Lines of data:
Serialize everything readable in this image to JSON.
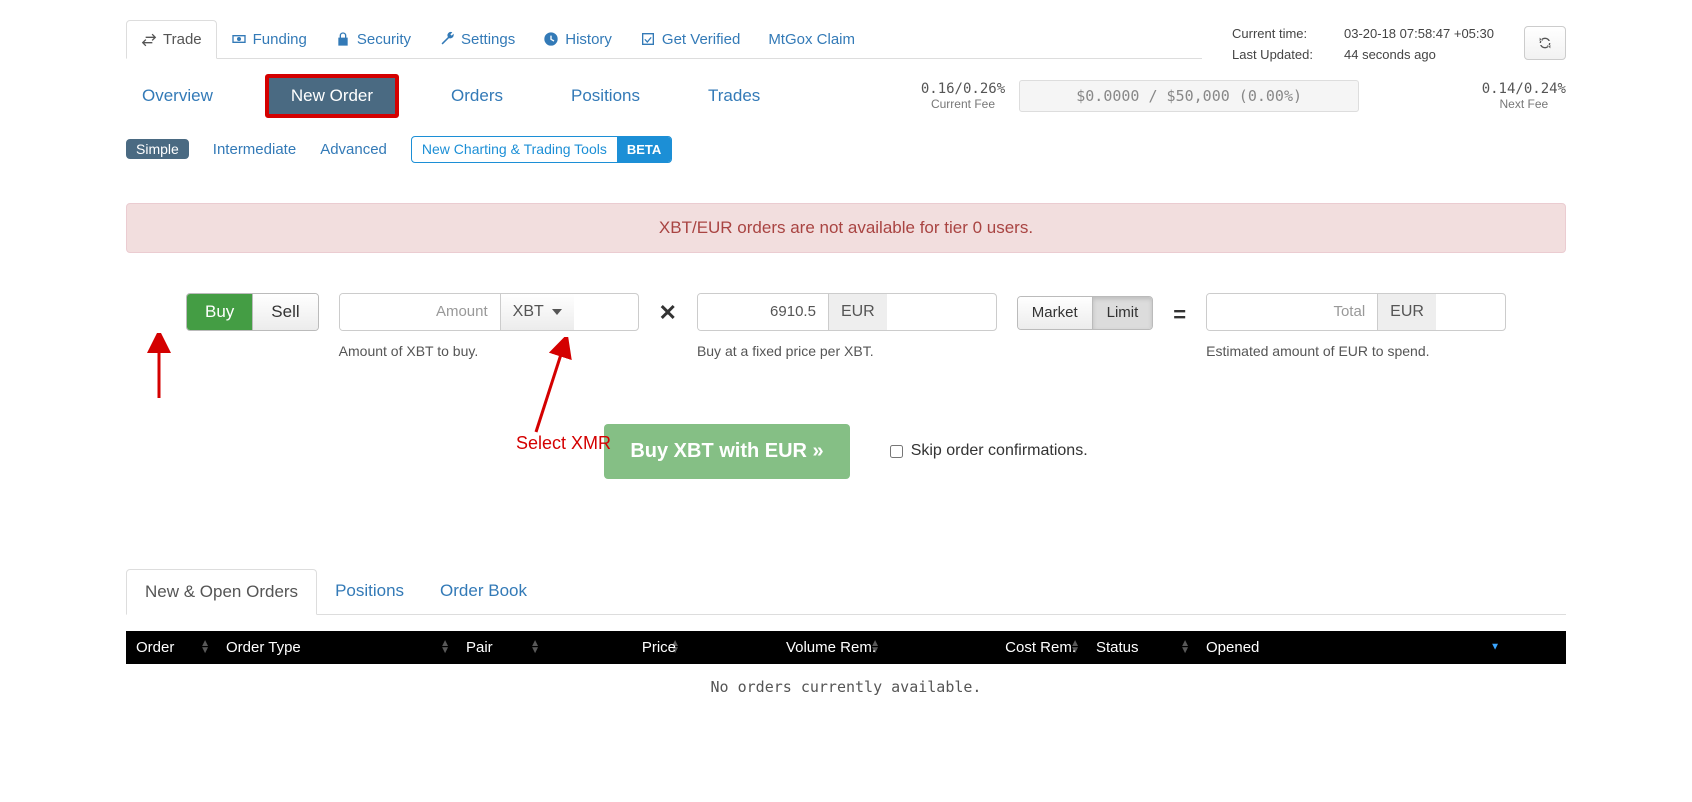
{
  "header": {
    "current_time_label": "Current time:",
    "current_time_value": "03-20-18 07:58:47 +05:30",
    "last_updated_label": "Last Updated:",
    "last_updated_value": "44 seconds ago"
  },
  "main_tabs": {
    "trade": "Trade",
    "funding": "Funding",
    "security": "Security",
    "settings": "Settings",
    "history": "History",
    "get_verified": "Get Verified",
    "mtgox": "MtGox Claim"
  },
  "sub_tabs": {
    "overview": "Overview",
    "new_order": "New Order",
    "orders": "Orders",
    "positions": "Positions",
    "trades": "Trades"
  },
  "fees": {
    "current_value": "0.16/0.26%",
    "current_label": "Current Fee",
    "volume_display": "$0.0000 / $50,000 (0.00%)",
    "next_value": "0.14/0.24%",
    "next_label": "Next Fee"
  },
  "modes": {
    "simple": "Simple",
    "intermediate": "Intermediate",
    "advanced": "Advanced",
    "beta_text": "New Charting & Trading Tools",
    "beta_tag": "BETA"
  },
  "alert": "XBT/EUR orders are not available for tier 0 users.",
  "form": {
    "buy": "Buy",
    "sell": "Sell",
    "amount_placeholder": "Amount",
    "amount_unit": "XBT",
    "amount_help": "Amount of XBT to buy.",
    "price_value": "6910.5",
    "price_unit": "EUR",
    "price_help": "Buy at a fixed price per XBT.",
    "market": "Market",
    "limit": "Limit",
    "total_placeholder": "Total",
    "total_unit": "EUR",
    "total_help": "Estimated amount of EUR to spend.",
    "submit": "Buy XBT with EUR »",
    "skip_label": "Skip order confirmations."
  },
  "bottom": {
    "tabs": {
      "new_open": "New & Open Orders",
      "positions": "Positions",
      "order_book": "Order Book"
    },
    "columns": {
      "order": "Order",
      "order_type": "Order Type",
      "pair": "Pair",
      "price": "Price",
      "vol_rem": "Volume Rem.",
      "cost_rem": "Cost Rem.",
      "status": "Status",
      "opened": "Opened"
    },
    "empty": "No orders currently available."
  },
  "annotations": {
    "select_xmr": "Select XMR"
  }
}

WHAT YOU WILL DO
Write the listing above out again exactly, dropping each image.

WRITTEN ANSWER
Serialize everything readable in this image to JSON.
{
  "header": {
    "current_time_label": "Current time:",
    "current_time_value": "03-20-18 07:58:47 +05:30",
    "last_updated_label": "Last Updated:",
    "last_updated_value": "44 seconds ago"
  },
  "main_tabs": {
    "trade": "Trade",
    "funding": "Funding",
    "security": "Security",
    "settings": "Settings",
    "history": "History",
    "get_verified": "Get Verified",
    "mtgox": "MtGox Claim"
  },
  "sub_tabs": {
    "overview": "Overview",
    "new_order": "New Order",
    "orders": "Orders",
    "positions": "Positions",
    "trades": "Trades"
  },
  "fees": {
    "current_value": "0.16/0.26%",
    "current_label": "Current Fee",
    "volume_display": "$0.0000 / $50,000 (0.00%)",
    "next_value": "0.14/0.24%",
    "next_label": "Next Fee"
  },
  "modes": {
    "simple": "Simple",
    "intermediate": "Intermediate",
    "advanced": "Advanced",
    "beta_text": "New Charting & Trading Tools",
    "beta_tag": "BETA"
  },
  "alert": "XBT/EUR orders are not available for tier 0 users.",
  "form": {
    "buy": "Buy",
    "sell": "Sell",
    "amount_placeholder": "Amount",
    "amount_unit": "XBT",
    "amount_help": "Amount of XBT to buy.",
    "price_value": "6910.5",
    "price_unit": "EUR",
    "price_help": "Buy at a fixed price per XBT.",
    "market": "Market",
    "limit": "Limit",
    "total_placeholder": "Total",
    "total_unit": "EUR",
    "total_help": "Estimated amount of EUR to spend.",
    "submit": "Buy XBT with EUR »",
    "skip_label": "Skip order confirmations."
  },
  "bottom": {
    "tabs": {
      "new_open": "New & Open Orders",
      "positions": "Positions",
      "order_book": "Order Book"
    },
    "columns": {
      "order": "Order",
      "order_type": "Order Type",
      "pair": "Pair",
      "price": "Price",
      "vol_rem": "Volume Rem.",
      "cost_rem": "Cost Rem.",
      "status": "Status",
      "opened": "Opened"
    },
    "empty": "No orders currently available."
  },
  "annotations": {
    "select_xmr": "Select XMR"
  }
}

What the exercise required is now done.